=== Data records ===

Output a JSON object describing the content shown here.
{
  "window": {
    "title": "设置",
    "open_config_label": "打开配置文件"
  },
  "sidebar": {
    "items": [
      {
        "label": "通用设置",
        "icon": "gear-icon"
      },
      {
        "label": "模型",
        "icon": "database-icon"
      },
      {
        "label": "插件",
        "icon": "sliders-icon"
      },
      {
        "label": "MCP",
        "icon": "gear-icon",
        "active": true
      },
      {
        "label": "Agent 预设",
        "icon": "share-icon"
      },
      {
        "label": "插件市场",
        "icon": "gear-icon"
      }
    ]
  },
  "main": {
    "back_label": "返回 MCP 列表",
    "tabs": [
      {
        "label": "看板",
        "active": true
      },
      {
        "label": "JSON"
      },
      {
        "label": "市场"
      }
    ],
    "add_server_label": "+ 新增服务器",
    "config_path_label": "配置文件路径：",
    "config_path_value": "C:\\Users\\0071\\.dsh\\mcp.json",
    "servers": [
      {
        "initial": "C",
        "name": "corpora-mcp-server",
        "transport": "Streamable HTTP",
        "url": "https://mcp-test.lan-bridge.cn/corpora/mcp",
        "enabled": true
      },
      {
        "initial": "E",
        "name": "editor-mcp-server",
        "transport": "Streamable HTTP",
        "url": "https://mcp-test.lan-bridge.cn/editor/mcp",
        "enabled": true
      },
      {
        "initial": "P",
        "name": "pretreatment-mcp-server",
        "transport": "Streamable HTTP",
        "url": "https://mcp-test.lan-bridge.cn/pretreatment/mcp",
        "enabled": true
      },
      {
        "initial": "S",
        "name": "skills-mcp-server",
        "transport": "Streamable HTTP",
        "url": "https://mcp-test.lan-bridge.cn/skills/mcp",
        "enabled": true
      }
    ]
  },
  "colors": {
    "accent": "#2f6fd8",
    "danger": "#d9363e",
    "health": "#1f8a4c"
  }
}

===

Direction: Show each line holding the word "initial".

Correct response:
        "initial": "C",
        "initial": "E",
        "initial": "P",
        "initial": "S",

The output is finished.